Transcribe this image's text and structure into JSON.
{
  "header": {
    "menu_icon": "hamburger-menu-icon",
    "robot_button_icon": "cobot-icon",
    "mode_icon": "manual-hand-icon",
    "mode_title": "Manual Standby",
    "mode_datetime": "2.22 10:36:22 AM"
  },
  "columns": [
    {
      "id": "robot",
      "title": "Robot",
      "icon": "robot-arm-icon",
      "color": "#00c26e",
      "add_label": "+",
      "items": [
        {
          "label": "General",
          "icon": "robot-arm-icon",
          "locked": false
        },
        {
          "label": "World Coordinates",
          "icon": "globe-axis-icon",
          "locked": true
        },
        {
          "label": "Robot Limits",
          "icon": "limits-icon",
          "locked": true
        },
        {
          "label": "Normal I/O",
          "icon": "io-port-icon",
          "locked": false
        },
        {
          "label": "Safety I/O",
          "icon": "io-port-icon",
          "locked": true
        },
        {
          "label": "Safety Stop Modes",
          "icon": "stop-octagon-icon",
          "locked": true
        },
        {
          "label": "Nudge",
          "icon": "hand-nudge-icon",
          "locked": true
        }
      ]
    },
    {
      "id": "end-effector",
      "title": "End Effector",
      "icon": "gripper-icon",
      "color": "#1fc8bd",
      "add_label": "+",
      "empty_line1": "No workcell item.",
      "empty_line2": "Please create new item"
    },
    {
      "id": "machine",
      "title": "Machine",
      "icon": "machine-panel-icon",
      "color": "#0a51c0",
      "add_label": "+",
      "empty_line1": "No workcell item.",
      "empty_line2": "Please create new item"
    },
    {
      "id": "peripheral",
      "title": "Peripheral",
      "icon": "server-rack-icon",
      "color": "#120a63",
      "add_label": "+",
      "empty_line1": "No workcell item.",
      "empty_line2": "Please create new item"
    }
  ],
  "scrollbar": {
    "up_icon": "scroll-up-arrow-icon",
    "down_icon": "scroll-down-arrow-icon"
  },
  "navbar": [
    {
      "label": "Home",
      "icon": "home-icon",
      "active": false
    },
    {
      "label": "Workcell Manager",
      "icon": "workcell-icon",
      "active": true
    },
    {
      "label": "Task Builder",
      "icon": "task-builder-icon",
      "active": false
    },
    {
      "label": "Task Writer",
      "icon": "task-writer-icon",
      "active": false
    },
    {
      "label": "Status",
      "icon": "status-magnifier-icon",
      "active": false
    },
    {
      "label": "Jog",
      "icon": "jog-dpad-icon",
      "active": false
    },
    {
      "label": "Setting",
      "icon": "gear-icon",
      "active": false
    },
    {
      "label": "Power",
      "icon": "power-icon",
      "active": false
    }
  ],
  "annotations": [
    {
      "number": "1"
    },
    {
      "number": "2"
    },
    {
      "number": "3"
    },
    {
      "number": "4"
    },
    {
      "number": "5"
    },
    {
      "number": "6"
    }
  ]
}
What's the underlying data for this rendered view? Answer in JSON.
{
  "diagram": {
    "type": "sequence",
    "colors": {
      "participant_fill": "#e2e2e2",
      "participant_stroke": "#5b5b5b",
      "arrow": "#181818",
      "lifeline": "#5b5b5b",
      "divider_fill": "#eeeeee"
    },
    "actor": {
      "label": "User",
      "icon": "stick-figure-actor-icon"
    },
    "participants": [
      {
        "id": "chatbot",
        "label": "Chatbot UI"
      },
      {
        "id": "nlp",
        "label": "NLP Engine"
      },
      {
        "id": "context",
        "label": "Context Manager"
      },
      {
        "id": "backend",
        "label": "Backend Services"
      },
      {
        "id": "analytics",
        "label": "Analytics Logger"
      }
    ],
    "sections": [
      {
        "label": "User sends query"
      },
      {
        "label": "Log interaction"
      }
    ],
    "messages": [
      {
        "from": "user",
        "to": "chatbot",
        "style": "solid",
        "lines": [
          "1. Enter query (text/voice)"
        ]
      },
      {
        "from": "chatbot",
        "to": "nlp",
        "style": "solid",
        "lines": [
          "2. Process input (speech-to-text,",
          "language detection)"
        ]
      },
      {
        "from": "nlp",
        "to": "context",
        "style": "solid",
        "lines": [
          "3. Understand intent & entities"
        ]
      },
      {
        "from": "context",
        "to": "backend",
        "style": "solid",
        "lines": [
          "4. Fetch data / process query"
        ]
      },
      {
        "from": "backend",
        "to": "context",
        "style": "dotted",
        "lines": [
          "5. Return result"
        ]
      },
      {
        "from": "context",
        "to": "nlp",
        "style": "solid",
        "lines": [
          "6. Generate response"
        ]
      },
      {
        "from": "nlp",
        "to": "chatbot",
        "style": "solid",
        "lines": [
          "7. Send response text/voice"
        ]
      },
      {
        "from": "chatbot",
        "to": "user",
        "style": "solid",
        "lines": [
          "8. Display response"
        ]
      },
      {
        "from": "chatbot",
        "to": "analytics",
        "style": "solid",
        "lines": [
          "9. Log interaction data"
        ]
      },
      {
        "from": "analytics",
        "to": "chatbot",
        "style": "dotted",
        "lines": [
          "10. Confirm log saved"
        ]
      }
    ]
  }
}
+-------+
* **GIVEN REQUEST**:
Filter the entries and copy out every line with the word "number".

* **RESPONSE TO THIS EXERCISE**:
      "number": "1"
      "number": "2"
      "number": "3"
      "number": "4"
      "number": "5"
      "number": "6"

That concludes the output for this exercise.